──────── PROVIDED INFORMATION

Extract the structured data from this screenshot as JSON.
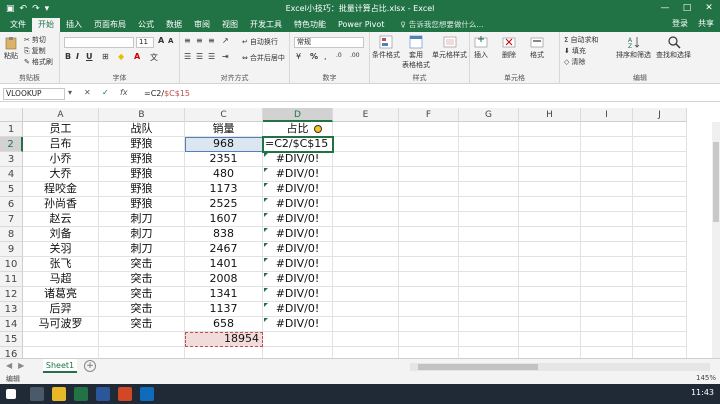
{
  "titlebar": {
    "title": "Excel小技巧：批量计算占比.xlsx - Excel",
    "qat": [
      "save",
      "undo",
      "redo",
      "customize"
    ],
    "window_buttons": [
      "—",
      "□",
      "✕"
    ]
  },
  "tabs": {
    "items": [
      "文件",
      "开始",
      "插入",
      "页面布局",
      "公式",
      "数据",
      "审阅",
      "视图",
      "开发工具",
      "特色功能",
      "Power Pivot"
    ],
    "active": "开始",
    "tell_me": "告诉我您想要做什么...",
    "right": [
      "登录",
      "共享"
    ]
  },
  "ribbon": {
    "clipboard": {
      "paste": "粘贴",
      "cut": "剪切",
      "copy": "复制",
      "format_painter": "格式刷",
      "group_label": "剪贴板"
    },
    "font": {
      "font_size": "11",
      "group_label": "字体"
    },
    "alignment": {
      "wrap": "自动换行",
      "merge": "合并后居中",
      "group_label": "对齐方式"
    },
    "number": {
      "format": "常规",
      "percent": "%",
      "group_label": "数字"
    },
    "styles": {
      "conditional": "条件格式",
      "table": "套用\n表格格式",
      "cell_styles": "单元格样式",
      "group_label": "样式"
    },
    "cells": {
      "insert": "插入",
      "delete": "删除",
      "format": "格式",
      "group_label": "单元格"
    },
    "editing": {
      "autosum": "自动求和",
      "fill": "填充",
      "clear": "清除",
      "sort": "排序和筛选",
      "find": "查找和选择",
      "group_label": "编辑"
    }
  },
  "formula_bar": {
    "name_box": "VLOOKUP",
    "fx": "fx",
    "formula_prefix": "=C2/",
    "formula_ref": "$C$15"
  },
  "columns": [
    "A",
    "B",
    "C",
    "D",
    "E",
    "F",
    "G",
    "H",
    "I",
    "J"
  ],
  "rows": [
    "1",
    "2",
    "3",
    "4",
    "5",
    "6",
    "7",
    "8",
    "9",
    "10",
    "11",
    "12",
    "13",
    "14",
    "15",
    "16"
  ],
  "table": {
    "header": [
      "员工",
      "战队",
      "销量",
      "占比"
    ],
    "data": [
      [
        "吕布",
        "野狼",
        "968",
        "=C2/$C$15"
      ],
      [
        "小乔",
        "野狼",
        "2351",
        "#DIV/0!"
      ],
      [
        "大乔",
        "野狼",
        "480",
        "#DIV/0!"
      ],
      [
        "程咬金",
        "野狼",
        "1173",
        "#DIV/0!"
      ],
      [
        "孙尚香",
        "野狼",
        "2525",
        "#DIV/0!"
      ],
      [
        "赵云",
        "刺刀",
        "1607",
        "#DIV/0!"
      ],
      [
        "刘备",
        "刺刀",
        "838",
        "#DIV/0!"
      ],
      [
        "关羽",
        "刺刀",
        "2467",
        "#DIV/0!"
      ],
      [
        "张飞",
        "突击",
        "1401",
        "#DIV/0!"
      ],
      [
        "马超",
        "突击",
        "2008",
        "#DIV/0!"
      ],
      [
        "诸葛亮",
        "突击",
        "1341",
        "#DIV/0!"
      ],
      [
        "后羿",
        "突击",
        "1137",
        "#DIV/0!"
      ],
      [
        "马可波罗",
        "突击",
        "658",
        "#DIV/0!"
      ]
    ],
    "total": "18954"
  },
  "sheet_tabs": {
    "items": [
      "Sheet1"
    ],
    "add": "+"
  },
  "status": {
    "mode": "编辑",
    "zoom": "145%"
  },
  "taskbar": {
    "time": "11:43"
  }
}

────────────────

» **TASK REQUIREMENTS**: All of the entries need to be transcribed word for word; pictures are left out.

» **TASK OUTPUT**:
Extract the structured data from this screenshot as JSON.
{
  "titlebar": {
    "title": "Excel小技巧：批量计算占比.xlsx - Excel",
    "qat": [
      "save",
      "undo",
      "redo",
      "customize"
    ],
    "window_buttons": [
      "—",
      "□",
      "✕"
    ]
  },
  "tabs": {
    "items": [
      "文件",
      "开始",
      "插入",
      "页面布局",
      "公式",
      "数据",
      "审阅",
      "视图",
      "开发工具",
      "特色功能",
      "Power Pivot"
    ],
    "active": "开始",
    "tell_me": "告诉我您想要做什么...",
    "right": [
      "登录",
      "共享"
    ]
  },
  "ribbon": {
    "clipboard": {
      "paste": "粘贴",
      "cut": "剪切",
      "copy": "复制",
      "format_painter": "格式刷",
      "group_label": "剪贴板"
    },
    "font": {
      "font_size": "11",
      "group_label": "字体"
    },
    "alignment": {
      "wrap": "自动换行",
      "merge": "合并后居中",
      "group_label": "对齐方式"
    },
    "number": {
      "format": "常规",
      "percent": "%",
      "group_label": "数字"
    },
    "styles": {
      "conditional": "条件格式",
      "table": "套用\n表格格式",
      "cell_styles": "单元格样式",
      "group_label": "样式"
    },
    "cells": {
      "insert": "插入",
      "delete": "删除",
      "format": "格式",
      "group_label": "单元格"
    },
    "editing": {
      "autosum": "自动求和",
      "fill": "填充",
      "clear": "清除",
      "sort": "排序和筛选",
      "find": "查找和选择",
      "group_label": "编辑"
    }
  },
  "formula_bar": {
    "name_box": "VLOOKUP",
    "fx": "fx",
    "formula_prefix": "=C2/",
    "formula_ref": "$C$15"
  },
  "columns": [
    "A",
    "B",
    "C",
    "D",
    "E",
    "F",
    "G",
    "H",
    "I",
    "J"
  ],
  "rows": [
    "1",
    "2",
    "3",
    "4",
    "5",
    "6",
    "7",
    "8",
    "9",
    "10",
    "11",
    "12",
    "13",
    "14",
    "15",
    "16"
  ],
  "table": {
    "header": [
      "员工",
      "战队",
      "销量",
      "占比"
    ],
    "data": [
      [
        "吕布",
        "野狼",
        "968",
        "=C2/$C$15"
      ],
      [
        "小乔",
        "野狼",
        "2351",
        "#DIV/0!"
      ],
      [
        "大乔",
        "野狼",
        "480",
        "#DIV/0!"
      ],
      [
        "程咬金",
        "野狼",
        "1173",
        "#DIV/0!"
      ],
      [
        "孙尚香",
        "野狼",
        "2525",
        "#DIV/0!"
      ],
      [
        "赵云",
        "刺刀",
        "1607",
        "#DIV/0!"
      ],
      [
        "刘备",
        "刺刀",
        "838",
        "#DIV/0!"
      ],
      [
        "关羽",
        "刺刀",
        "2467",
        "#DIV/0!"
      ],
      [
        "张飞",
        "突击",
        "1401",
        "#DIV/0!"
      ],
      [
        "马超",
        "突击",
        "2008",
        "#DIV/0!"
      ],
      [
        "诸葛亮",
        "突击",
        "1341",
        "#DIV/0!"
      ],
      [
        "后羿",
        "突击",
        "1137",
        "#DIV/0!"
      ],
      [
        "马可波罗",
        "突击",
        "658",
        "#DIV/0!"
      ]
    ],
    "total": "18954"
  },
  "sheet_tabs": {
    "items": [
      "Sheet1"
    ],
    "add": "+"
  },
  "status": {
    "mode": "编辑",
    "zoom": "145%"
  },
  "taskbar": {
    "time": "11:43"
  }
}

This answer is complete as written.